#### 인용된 글:
════════════════

# 9장. 데이터 수집하기 (Getting Data) - 웹 스크랩핑

In [1]:
!pip install beautifulsoup4 requests html5lib

Collecting beautifulsoup4
  Downloading beautifulsoup4-4.9.3-py3-none-any.whl (115 kB)
Collecting html5lib
  Downloading html5lib-1.1-py2.py3-none-any.whl (112 kB)
Collecting soupsieve>1.2
  Downloading soupsieve-2.2.1-py3-none-any.whl (33 kB)
Collecting webencodings
  Using cached webencodings-0.5.1-py2.py3-none-any.whl (11 kB)
Installing collected packages: webencodings, soupsieve, html5lib, beautifulsoup4
Successfully installed beautifulsoup4-4.9.3 html5lib-1.1 soupsieve-2.2.1 webencodings-0.5.1


## 1. HTML 문서 가져오기

In [2]:
from bs4 import BeautifulSoup
import requests

# I put the relevant HTML file on GitHub. In order to fit
# the URL in the book I had to split it across two lines.
# Recall that whitespace-separated strings get concatenated.
url = ("https://raw.githubusercontent.com/joelgrus/data/master/getting-data.html")
html = requests.get(url).text
soup = BeautifulSoup(html, 'html5lib')
print(soup)

<!DOCTYPE html>
<html lang="en-US"><head>
    <title>Getting Data</title>
    <meta charset="utf-8"/>
</head>
<body>
    <h1>Getting Data</h1>
    <div class="explanation">
        This is an explanation.
    </div>
    <div class="comment">
        This is a comment.

════════════════

#### 제시된 데이터:
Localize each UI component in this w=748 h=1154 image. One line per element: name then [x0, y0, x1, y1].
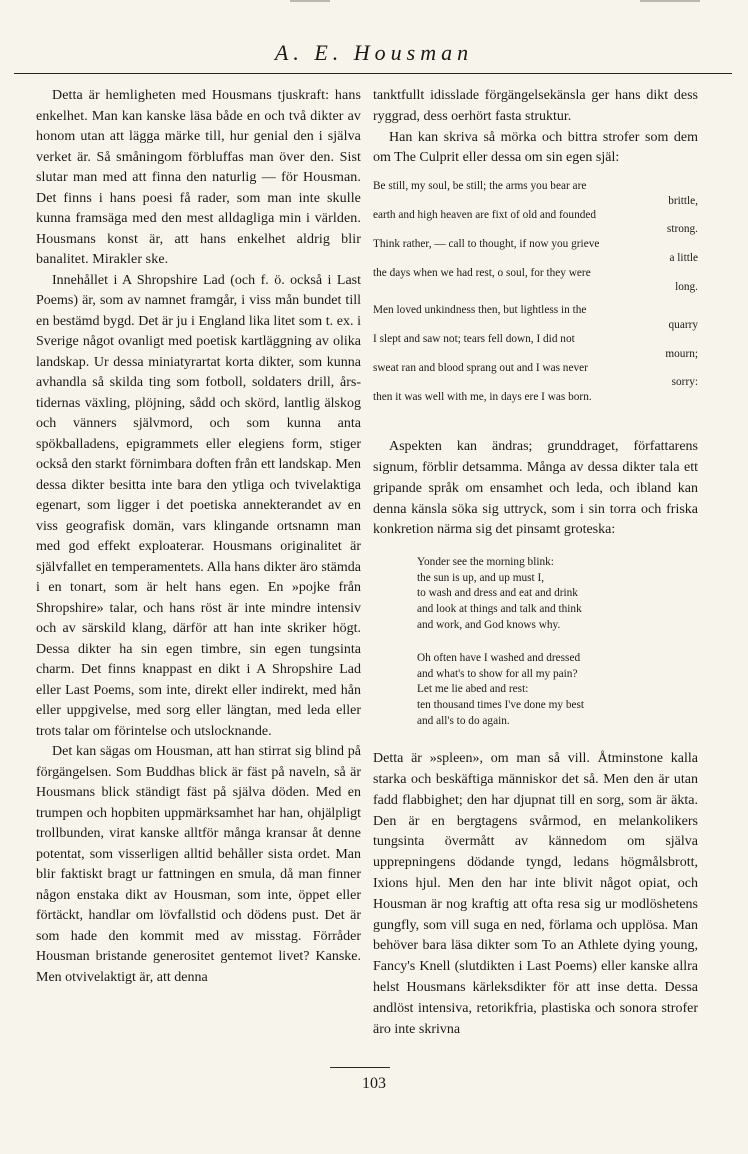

════════════════

#### 과제 내용:
웹 스크래핑에 관한 인용된 글 전체를 한 글자도 바꾸지 말고 그대로 옮겨 적으세요. 데이터는 인용된 글과는 별개의 자료입니다.

#### 과제 답변:
# 9장. 데이터 수집하기 (Getting Data) - 웹 스크랩핑

In [1]:
!pip install beautifulsoup4 requests html5lib

Collecting beautifulsoup4
  Downloading beautifulsoup4-4.9.3-py3-none-any.whl (115 kB)
Collecting html5lib
  Downloading html5lib-1.1-py2.py3-none-any.whl (112 kB)
Collecting soupsieve>1.2
  Downloading soupsieve-2.2.1-py3-none-any.whl (33 kB)
Collecting webencodings
  Using cached webencodings-0.5.1-py2.py3-none-any.whl (11 kB)
Installing collected packages: webencodings, soupsieve, html5lib, beautifulsoup4
Successfully installed beautifulsoup4-4.9.3 html5lib-1.1 soupsieve-2.2.1 webencodings-0.5.1


## 1. HTML 문서 가져오기

In [2]:
from bs4 import BeautifulSoup
import requests

# I put the relevant HTML file on GitHub. In order to fit
# the URL in the book I had to split it across two lines.
# Recall that whitespace-separated strings get concatenated.
url = ("https://raw.githubusercontent.com/joelgrus/data/master/getting-data.html")
html = requests.get(url).text
soup = BeautifulSoup(html, 'html5lib')
print(soup)

<!DOCTYPE html>
<html lang="en-US"><head>
    <title>Getting Data</title>
    <meta charset="utf-8"/>
</head>
<body>
    <h1>Getting Data</h1>
    <div class="explanation">
        This is an explanation.
    </div>
    <div class="comment">
        This is a comment.